## begin RECORDS PROVIDED

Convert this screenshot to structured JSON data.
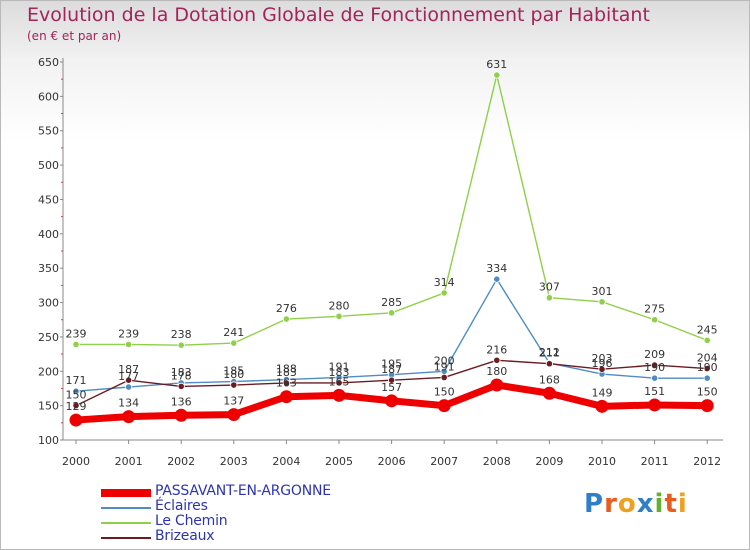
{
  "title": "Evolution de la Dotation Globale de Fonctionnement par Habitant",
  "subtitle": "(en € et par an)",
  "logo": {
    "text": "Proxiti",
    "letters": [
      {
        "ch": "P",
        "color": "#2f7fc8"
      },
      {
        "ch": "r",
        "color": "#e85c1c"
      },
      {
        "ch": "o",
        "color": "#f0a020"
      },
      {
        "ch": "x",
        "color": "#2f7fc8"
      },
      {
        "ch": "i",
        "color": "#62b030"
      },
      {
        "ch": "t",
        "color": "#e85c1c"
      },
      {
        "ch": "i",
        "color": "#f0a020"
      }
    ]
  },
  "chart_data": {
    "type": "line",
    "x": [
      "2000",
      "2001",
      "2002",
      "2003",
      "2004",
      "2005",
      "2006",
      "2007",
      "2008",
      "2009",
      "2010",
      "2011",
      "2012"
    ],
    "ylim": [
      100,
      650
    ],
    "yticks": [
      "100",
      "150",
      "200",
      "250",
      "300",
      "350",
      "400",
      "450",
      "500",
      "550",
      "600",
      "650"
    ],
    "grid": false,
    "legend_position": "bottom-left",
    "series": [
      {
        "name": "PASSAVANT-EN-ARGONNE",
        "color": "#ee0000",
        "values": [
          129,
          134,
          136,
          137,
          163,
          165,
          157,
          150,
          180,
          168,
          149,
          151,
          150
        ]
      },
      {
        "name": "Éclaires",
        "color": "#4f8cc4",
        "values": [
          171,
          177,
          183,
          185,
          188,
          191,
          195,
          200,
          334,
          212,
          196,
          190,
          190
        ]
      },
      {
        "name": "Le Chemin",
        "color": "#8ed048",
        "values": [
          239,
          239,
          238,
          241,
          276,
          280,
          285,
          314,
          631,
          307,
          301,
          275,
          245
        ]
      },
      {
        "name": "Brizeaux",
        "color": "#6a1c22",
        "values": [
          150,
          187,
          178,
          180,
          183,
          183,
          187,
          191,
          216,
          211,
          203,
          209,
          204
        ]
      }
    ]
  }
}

## end RECORDS PROVIDED
## begin RECORDS PROVIDED

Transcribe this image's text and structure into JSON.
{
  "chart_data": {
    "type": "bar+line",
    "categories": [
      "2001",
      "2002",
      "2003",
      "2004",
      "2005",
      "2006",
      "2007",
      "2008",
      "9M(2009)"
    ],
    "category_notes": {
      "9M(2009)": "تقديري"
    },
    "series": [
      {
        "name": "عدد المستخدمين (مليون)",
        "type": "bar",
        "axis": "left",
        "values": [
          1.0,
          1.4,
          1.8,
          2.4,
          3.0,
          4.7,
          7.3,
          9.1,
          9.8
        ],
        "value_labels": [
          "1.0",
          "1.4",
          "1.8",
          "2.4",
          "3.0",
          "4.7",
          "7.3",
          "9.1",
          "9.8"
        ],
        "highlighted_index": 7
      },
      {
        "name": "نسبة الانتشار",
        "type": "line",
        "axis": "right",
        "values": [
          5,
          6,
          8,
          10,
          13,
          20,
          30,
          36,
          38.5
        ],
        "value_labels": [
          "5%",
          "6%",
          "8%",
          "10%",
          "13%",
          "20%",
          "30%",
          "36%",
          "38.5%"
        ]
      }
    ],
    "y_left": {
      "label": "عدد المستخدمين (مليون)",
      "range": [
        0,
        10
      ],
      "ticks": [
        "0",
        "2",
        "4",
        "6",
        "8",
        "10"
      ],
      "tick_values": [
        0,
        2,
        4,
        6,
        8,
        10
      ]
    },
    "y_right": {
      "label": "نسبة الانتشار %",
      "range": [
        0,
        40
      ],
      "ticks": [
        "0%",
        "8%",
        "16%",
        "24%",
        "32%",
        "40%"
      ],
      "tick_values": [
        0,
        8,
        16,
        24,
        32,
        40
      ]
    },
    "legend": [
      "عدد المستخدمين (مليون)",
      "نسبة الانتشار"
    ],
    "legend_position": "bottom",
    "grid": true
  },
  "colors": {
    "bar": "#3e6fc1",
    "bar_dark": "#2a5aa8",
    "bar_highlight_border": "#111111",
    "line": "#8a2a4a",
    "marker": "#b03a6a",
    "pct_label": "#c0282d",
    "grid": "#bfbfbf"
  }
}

## end RECORDS PROVIDED

Using the listing above, gather each line that holds the string "type" and copy it.

**EXERCISE ANSWER**
    "type": "line",
    "type": "bar+line",
        "type": "bar",
        "type": "line",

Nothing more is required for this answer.